(Records from a collection of figures):
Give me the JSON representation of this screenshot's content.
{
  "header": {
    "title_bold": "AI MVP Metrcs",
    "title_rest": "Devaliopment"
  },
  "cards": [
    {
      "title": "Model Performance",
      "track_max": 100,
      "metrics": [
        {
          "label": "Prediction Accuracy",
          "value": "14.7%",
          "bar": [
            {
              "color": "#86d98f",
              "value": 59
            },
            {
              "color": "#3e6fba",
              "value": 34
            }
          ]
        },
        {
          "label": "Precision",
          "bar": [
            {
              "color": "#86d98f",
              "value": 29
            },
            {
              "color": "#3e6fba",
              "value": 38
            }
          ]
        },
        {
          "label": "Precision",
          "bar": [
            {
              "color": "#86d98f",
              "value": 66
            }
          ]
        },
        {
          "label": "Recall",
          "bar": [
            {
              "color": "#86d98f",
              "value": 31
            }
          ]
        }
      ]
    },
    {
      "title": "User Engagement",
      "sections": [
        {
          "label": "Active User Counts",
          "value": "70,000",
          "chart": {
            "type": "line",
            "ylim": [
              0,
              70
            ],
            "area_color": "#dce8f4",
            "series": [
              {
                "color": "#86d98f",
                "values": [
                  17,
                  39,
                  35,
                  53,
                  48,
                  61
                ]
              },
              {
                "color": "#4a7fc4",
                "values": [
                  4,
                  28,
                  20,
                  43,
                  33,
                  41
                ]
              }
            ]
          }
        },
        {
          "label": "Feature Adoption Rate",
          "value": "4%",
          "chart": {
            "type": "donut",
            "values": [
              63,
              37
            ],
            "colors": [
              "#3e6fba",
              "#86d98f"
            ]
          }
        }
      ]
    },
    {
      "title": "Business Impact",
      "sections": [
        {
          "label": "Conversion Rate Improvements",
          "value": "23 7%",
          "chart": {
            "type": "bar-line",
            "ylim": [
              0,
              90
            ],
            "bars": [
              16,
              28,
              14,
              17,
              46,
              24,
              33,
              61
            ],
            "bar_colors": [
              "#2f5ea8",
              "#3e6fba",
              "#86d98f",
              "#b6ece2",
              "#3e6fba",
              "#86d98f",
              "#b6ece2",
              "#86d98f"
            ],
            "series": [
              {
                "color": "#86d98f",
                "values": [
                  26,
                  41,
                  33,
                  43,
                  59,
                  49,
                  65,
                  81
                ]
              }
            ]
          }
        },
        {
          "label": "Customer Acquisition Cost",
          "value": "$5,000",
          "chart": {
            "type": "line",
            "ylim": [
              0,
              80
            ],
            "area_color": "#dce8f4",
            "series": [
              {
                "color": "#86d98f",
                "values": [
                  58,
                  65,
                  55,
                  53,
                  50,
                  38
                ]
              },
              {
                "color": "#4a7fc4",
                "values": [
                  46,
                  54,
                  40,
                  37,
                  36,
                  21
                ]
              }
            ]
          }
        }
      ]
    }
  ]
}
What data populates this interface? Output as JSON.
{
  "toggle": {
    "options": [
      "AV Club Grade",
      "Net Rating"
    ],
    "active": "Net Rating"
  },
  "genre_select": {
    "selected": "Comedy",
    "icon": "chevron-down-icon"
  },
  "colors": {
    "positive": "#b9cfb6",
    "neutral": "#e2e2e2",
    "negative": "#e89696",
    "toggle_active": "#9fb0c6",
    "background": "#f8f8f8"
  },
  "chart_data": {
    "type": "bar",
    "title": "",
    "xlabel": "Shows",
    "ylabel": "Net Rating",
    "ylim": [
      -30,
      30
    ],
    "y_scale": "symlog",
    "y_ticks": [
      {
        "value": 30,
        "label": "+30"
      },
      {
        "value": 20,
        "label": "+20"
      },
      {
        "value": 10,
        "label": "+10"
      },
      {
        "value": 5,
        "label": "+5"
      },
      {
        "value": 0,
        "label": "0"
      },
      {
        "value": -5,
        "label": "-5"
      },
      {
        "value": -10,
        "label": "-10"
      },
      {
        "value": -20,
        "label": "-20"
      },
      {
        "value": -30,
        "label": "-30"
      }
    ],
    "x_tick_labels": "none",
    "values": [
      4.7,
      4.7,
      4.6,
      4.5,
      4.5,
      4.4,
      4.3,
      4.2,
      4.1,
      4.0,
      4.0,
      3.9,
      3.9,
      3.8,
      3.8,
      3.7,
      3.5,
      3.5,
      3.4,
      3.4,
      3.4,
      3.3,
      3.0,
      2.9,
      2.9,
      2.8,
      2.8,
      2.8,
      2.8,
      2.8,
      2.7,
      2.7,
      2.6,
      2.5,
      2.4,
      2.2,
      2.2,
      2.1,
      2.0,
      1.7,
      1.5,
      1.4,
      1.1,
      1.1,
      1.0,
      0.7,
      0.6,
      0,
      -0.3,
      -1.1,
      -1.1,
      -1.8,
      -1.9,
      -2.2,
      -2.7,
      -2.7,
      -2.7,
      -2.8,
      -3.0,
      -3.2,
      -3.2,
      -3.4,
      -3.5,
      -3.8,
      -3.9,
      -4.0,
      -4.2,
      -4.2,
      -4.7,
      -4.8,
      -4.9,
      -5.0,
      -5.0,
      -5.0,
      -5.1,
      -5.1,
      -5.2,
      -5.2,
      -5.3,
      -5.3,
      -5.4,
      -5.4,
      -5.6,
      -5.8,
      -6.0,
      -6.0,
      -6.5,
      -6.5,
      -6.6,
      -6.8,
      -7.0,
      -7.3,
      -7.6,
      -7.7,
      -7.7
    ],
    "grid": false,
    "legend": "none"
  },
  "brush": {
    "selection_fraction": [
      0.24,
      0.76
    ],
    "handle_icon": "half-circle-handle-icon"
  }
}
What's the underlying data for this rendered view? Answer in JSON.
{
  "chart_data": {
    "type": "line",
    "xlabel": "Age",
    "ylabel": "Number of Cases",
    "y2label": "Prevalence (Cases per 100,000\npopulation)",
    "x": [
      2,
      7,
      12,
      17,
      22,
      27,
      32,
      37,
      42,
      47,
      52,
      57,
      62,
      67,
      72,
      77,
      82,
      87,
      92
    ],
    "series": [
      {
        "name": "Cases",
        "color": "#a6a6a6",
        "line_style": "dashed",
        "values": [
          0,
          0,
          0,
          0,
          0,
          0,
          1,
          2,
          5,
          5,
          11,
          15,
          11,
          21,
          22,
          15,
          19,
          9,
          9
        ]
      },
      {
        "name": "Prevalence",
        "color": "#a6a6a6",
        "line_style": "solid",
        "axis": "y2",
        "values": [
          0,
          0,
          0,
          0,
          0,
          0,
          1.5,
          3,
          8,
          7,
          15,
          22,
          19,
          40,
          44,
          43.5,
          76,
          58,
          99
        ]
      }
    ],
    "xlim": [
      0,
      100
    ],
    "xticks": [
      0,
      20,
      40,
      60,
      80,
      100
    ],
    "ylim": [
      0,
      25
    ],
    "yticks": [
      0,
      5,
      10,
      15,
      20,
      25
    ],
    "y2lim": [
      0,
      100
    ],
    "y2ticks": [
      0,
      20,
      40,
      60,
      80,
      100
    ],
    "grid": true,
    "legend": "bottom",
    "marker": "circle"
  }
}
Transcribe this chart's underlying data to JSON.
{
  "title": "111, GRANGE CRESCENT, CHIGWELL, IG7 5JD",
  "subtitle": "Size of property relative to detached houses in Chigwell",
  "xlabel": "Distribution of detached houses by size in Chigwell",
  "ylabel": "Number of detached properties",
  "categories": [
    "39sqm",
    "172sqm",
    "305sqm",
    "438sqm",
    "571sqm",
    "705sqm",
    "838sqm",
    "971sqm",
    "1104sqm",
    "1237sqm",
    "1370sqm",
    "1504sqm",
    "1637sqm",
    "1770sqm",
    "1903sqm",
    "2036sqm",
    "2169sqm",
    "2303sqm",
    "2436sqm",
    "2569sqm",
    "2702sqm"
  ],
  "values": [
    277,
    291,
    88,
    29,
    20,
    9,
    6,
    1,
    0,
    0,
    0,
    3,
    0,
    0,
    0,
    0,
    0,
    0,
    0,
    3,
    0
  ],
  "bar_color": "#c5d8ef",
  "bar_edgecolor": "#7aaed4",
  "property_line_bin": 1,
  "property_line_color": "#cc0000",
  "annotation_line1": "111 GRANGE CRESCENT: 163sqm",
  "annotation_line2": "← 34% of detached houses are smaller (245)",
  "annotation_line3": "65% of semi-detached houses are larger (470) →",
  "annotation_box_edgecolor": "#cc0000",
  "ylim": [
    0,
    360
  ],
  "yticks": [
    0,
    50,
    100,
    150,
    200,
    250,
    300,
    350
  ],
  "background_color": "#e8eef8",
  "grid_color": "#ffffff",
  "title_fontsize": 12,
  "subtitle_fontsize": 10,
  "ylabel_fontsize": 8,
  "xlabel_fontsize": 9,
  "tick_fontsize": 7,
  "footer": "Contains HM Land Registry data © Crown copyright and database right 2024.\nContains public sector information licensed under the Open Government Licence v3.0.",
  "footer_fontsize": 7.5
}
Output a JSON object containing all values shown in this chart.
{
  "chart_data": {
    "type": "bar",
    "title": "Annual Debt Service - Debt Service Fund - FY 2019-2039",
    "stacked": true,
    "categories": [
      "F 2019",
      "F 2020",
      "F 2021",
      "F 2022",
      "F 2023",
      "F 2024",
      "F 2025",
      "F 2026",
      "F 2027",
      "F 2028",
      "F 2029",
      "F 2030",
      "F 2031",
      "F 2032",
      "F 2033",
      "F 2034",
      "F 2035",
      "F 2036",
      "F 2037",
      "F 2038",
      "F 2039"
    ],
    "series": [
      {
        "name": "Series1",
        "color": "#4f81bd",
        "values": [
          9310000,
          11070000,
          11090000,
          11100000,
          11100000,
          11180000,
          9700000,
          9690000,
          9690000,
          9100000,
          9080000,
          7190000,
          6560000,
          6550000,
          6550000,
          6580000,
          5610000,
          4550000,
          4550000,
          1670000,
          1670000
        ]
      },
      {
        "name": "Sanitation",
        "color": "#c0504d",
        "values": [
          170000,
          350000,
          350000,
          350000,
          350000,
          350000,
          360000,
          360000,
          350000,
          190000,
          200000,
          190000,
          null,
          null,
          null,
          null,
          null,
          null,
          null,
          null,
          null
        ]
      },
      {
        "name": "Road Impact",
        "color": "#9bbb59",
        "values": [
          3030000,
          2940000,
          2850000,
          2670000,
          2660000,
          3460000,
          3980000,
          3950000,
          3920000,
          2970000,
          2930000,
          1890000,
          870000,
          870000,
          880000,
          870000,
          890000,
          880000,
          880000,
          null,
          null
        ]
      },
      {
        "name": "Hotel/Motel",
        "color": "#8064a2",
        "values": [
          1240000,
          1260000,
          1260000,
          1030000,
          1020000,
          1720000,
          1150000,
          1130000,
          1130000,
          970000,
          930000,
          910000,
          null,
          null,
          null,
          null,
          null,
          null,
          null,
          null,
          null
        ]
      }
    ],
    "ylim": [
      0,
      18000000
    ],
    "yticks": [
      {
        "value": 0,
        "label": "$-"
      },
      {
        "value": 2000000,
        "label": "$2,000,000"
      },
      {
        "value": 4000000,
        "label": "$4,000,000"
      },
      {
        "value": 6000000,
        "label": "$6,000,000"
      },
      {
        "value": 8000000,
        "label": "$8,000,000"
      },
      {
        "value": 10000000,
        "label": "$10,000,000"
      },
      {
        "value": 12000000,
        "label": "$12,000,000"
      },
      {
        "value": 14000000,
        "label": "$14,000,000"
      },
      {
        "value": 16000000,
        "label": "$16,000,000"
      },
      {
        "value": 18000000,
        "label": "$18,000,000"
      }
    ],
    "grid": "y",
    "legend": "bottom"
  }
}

(WHAT IS REQUIRED):
In the listing, find every line containing the word "legend" and list it.

(RESPONSE):
    "legend": "none"
    "legend": "bottom",
    "legend": "bottom"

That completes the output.